#### [Do this]
Look at the entries below and reproduce them exactly.

#### [Data shown]
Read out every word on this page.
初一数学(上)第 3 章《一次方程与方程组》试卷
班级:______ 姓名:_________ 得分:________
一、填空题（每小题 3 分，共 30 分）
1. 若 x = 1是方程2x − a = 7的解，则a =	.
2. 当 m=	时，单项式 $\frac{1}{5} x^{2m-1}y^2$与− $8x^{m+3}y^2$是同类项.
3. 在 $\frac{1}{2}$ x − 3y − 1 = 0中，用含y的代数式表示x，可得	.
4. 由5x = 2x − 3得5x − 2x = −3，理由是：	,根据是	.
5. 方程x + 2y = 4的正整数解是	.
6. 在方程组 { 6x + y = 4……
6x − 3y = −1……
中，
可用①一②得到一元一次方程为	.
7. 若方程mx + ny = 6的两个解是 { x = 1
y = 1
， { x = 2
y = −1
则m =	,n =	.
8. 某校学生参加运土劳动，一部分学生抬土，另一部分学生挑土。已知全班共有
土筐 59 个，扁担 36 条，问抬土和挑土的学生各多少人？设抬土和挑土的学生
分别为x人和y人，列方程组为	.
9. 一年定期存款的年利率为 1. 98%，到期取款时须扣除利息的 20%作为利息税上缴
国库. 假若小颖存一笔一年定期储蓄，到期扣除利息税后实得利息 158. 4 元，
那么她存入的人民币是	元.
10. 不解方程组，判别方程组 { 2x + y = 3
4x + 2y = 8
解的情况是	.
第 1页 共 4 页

#### [Exercise solution]
Read out every word on this page.
初一数学(上)第 3 章《一次方程与方程组》试卷
班级:______ 姓名:_________ 得分:________
一、填空题（每小题 3 分，共 30 分）
1. 若 x = 1是方程2x − a = 7的解，则a =	.
2. 当 m=	时，单项式 $\frac{1}{5} x^{2m-1}y^2$与− $8x^{m+3}y^2$是同类项.
3. 在 $\frac{1}{2}$ x − 3y − 1 = 0中，用含y的代数式表示x，可得	.
4. 由5x = 2x − 3得5x − 2x = −3，理由是：	,根据是	.
5. 方程x + 2y = 4的正整数解是	.
6. 在方程组 { 6x + y = 4……
6x − 3y = −1……
中，
可用①一②得到一元一次方程为	.
7. 若方程mx + ny = 6的两个解是 { x = 1
y = 1
， { x = 2
y = −1
则m =	,n =	.
8. 某校学生参加运土劳动，一部分学生抬土，另一部分学生挑土。已知全班共有
土筐 59 个，扁担 36 条，问抬土和挑土的学生各多少人？设抬土和挑土的学生
分别为x人和y人，列方程组为	.
9. 一年定期存款的年利率为 1. 98%，到期取款时须扣除利息的 20%作为利息税上缴
国库. 假若小颖存一笔一年定期储蓄，到期扣除利息税后实得利息 158. 4 元，
那么她存入的人民币是	元.
10. 不解方程组，判别方程组 { 2x + y = 3
4x + 2y = 8
解的情况是	.
第 1页 共 4 页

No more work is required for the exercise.